- **STATED GOAL**: State how many lines in the listing below include the word "were". Give nothing but the number.

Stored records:
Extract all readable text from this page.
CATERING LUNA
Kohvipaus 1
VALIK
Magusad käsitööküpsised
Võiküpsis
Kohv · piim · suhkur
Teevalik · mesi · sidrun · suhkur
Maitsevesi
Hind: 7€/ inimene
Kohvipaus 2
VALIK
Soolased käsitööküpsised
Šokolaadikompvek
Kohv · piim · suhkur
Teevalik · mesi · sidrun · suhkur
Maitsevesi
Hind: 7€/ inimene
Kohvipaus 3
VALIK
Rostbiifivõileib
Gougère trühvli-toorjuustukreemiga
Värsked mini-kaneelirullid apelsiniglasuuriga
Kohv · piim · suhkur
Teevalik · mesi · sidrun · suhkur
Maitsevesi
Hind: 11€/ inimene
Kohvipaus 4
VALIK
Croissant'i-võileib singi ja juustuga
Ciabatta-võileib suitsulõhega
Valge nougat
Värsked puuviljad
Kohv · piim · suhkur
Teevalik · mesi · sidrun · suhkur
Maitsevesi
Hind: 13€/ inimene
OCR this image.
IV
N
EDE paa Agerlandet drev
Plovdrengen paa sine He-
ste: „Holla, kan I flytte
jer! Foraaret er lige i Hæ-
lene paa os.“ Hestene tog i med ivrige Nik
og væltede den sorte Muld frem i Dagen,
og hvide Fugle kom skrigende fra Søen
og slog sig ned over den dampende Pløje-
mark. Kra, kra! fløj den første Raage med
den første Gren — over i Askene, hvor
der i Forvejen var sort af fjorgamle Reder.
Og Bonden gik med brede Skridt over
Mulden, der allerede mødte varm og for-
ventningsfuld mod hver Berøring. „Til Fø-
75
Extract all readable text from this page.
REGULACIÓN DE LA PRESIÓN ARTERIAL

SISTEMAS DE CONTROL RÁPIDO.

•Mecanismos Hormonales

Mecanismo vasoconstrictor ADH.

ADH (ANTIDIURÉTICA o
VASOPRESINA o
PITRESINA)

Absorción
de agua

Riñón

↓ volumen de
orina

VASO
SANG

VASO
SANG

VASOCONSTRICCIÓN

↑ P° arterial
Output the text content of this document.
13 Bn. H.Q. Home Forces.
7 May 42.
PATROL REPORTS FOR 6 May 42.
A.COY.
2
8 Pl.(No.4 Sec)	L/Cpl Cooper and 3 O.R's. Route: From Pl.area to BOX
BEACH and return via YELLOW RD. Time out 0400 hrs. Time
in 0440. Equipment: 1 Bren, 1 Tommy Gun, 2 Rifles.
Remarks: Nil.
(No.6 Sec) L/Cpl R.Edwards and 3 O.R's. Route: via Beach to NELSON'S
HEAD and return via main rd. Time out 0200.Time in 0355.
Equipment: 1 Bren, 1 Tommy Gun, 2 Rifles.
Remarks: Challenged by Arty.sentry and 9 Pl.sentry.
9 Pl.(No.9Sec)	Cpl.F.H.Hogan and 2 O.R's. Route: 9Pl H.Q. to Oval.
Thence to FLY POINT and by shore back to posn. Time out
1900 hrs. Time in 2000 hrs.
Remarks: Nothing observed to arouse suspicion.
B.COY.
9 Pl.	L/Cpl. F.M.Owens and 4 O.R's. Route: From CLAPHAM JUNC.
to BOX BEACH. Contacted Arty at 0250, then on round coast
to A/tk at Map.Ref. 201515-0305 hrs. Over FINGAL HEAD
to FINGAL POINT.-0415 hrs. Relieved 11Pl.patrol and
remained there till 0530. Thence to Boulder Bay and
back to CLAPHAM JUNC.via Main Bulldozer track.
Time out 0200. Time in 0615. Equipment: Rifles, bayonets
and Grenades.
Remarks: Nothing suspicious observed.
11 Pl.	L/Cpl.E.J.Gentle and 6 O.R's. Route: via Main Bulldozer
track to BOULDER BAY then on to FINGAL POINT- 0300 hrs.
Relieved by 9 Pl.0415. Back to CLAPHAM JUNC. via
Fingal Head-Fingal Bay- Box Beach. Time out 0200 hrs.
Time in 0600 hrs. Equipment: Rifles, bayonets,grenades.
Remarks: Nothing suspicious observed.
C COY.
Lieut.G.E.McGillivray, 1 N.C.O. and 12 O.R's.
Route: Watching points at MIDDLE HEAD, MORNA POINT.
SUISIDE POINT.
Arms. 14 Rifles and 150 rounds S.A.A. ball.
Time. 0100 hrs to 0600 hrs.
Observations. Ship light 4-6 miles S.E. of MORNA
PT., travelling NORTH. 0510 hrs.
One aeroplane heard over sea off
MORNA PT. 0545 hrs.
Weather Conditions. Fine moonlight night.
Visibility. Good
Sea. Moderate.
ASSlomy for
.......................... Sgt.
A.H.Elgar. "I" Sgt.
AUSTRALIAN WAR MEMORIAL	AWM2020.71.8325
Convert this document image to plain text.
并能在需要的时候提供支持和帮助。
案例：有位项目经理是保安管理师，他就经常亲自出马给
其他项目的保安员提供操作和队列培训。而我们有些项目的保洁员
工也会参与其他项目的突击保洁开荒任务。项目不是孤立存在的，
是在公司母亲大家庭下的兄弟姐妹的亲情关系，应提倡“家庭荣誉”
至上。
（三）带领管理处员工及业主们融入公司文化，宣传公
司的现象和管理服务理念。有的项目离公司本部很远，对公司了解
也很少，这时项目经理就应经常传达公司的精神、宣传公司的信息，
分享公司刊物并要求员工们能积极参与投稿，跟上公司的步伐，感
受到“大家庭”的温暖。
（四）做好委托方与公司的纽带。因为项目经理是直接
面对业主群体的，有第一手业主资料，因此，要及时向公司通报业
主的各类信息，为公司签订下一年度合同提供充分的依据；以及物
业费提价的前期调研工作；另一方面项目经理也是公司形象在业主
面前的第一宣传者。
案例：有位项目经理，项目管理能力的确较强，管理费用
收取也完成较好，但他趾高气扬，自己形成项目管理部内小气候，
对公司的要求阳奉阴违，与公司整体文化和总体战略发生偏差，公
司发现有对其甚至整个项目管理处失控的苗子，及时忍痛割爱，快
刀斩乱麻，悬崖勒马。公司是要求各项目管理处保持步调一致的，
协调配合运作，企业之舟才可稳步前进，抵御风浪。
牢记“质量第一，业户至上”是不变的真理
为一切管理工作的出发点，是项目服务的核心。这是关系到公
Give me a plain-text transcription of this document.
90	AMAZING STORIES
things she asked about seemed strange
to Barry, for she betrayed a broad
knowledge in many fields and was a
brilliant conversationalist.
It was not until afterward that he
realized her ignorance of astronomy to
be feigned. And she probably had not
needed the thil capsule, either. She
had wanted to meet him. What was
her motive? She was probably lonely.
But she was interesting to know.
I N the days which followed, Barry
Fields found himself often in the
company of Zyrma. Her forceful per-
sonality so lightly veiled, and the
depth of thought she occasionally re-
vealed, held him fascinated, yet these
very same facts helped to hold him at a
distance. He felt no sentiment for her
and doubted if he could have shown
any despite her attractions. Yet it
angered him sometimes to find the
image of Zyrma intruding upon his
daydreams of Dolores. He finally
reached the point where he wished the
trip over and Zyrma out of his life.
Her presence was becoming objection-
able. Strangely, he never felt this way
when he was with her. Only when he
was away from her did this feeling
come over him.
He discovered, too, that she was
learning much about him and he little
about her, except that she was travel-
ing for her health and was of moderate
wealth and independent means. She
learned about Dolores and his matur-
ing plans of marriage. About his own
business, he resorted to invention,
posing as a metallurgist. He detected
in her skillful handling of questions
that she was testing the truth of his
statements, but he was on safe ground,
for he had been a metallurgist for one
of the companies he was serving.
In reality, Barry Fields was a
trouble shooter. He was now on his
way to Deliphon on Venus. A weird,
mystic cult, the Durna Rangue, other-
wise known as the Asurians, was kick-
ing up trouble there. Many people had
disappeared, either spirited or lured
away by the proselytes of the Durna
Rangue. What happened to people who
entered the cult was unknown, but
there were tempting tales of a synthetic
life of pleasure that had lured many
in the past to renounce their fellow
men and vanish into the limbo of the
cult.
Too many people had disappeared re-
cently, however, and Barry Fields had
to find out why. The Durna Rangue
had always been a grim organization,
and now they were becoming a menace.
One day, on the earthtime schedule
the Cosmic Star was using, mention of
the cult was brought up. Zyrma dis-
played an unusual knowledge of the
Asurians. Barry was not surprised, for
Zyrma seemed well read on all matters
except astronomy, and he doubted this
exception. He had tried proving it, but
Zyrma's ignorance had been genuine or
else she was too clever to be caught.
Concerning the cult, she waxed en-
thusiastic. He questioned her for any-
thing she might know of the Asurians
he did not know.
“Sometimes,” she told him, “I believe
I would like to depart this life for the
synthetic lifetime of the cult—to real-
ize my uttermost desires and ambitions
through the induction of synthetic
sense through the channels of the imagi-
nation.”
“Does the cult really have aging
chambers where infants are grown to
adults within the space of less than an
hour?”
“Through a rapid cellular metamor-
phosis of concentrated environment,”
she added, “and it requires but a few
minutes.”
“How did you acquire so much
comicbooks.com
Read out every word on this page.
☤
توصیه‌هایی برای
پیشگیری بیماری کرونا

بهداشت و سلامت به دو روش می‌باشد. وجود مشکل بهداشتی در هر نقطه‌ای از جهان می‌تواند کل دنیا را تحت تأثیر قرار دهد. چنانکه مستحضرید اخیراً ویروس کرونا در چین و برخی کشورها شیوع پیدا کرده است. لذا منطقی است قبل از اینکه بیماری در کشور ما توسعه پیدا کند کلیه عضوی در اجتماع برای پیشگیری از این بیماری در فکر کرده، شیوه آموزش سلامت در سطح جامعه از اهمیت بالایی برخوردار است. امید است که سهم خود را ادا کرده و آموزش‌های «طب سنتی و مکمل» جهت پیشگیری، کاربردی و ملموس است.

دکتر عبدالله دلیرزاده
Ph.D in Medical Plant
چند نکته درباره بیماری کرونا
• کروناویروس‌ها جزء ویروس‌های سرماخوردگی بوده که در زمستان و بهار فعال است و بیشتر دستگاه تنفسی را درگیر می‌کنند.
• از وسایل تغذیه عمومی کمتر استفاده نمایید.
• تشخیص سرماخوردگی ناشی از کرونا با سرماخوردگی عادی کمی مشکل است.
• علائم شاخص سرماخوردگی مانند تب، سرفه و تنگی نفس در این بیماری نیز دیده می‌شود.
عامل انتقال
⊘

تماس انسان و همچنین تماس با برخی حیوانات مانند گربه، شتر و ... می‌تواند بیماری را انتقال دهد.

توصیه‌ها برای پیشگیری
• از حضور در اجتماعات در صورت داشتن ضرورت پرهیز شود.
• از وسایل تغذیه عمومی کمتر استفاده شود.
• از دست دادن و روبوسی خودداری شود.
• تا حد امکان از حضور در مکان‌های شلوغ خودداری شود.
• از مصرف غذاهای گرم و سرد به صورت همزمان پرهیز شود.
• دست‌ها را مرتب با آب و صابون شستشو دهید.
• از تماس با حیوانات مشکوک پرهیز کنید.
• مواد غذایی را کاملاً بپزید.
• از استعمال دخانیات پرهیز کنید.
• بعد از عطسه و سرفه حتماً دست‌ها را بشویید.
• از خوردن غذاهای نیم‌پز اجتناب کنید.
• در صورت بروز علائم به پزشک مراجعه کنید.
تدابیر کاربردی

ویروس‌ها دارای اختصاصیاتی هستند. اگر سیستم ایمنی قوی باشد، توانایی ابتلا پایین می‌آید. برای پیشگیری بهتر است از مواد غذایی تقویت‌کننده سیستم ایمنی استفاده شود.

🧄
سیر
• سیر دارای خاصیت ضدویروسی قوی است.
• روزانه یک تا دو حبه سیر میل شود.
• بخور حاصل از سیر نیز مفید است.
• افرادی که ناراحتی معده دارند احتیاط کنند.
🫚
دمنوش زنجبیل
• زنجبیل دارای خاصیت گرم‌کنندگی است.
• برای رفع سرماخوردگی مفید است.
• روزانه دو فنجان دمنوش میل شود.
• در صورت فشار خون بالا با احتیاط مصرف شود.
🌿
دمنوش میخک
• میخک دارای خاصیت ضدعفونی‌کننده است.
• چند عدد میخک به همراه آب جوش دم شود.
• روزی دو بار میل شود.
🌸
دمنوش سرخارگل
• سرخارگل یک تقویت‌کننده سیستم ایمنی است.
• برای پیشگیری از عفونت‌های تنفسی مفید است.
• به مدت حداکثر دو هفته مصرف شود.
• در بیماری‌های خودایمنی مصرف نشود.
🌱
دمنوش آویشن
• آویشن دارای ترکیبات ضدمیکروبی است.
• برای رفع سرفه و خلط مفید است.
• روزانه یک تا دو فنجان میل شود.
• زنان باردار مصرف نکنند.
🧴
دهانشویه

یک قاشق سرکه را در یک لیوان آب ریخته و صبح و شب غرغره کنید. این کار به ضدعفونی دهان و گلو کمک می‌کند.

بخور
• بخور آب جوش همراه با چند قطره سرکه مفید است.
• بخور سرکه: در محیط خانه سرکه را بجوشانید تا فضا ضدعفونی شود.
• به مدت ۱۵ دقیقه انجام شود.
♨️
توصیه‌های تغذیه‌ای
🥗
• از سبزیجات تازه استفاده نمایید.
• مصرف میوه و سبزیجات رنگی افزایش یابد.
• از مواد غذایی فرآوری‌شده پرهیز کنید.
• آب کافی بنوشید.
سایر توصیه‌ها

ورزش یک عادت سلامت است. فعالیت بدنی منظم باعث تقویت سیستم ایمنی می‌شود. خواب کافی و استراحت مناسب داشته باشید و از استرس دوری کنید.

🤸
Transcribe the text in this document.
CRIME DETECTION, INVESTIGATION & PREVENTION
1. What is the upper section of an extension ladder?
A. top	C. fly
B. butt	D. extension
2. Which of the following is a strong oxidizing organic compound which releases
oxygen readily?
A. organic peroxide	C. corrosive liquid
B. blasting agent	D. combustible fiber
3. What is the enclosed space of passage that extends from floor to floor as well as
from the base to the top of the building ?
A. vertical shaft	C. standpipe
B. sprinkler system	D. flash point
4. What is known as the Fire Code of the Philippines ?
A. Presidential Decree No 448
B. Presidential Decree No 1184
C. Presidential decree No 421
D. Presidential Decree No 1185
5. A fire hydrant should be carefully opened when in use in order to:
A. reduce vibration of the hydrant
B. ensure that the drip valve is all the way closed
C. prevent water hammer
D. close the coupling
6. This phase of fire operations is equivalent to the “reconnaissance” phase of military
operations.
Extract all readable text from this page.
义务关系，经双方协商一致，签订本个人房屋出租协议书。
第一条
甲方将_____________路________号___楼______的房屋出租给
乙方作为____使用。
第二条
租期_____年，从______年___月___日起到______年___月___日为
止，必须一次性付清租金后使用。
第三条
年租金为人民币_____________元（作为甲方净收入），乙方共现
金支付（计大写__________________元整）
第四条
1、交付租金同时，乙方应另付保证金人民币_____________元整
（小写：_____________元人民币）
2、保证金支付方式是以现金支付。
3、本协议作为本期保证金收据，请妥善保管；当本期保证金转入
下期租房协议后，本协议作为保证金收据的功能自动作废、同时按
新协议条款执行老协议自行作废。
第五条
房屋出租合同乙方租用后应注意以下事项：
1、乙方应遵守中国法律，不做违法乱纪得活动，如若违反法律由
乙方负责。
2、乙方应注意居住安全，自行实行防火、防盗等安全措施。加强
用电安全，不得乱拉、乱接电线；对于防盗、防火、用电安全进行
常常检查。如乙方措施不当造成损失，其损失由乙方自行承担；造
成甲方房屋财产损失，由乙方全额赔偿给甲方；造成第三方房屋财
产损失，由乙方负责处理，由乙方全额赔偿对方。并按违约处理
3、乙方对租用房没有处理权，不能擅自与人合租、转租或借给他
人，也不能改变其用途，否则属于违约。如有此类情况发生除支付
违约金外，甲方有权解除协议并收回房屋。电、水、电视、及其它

- **EXERCISE OUTPUT**: 2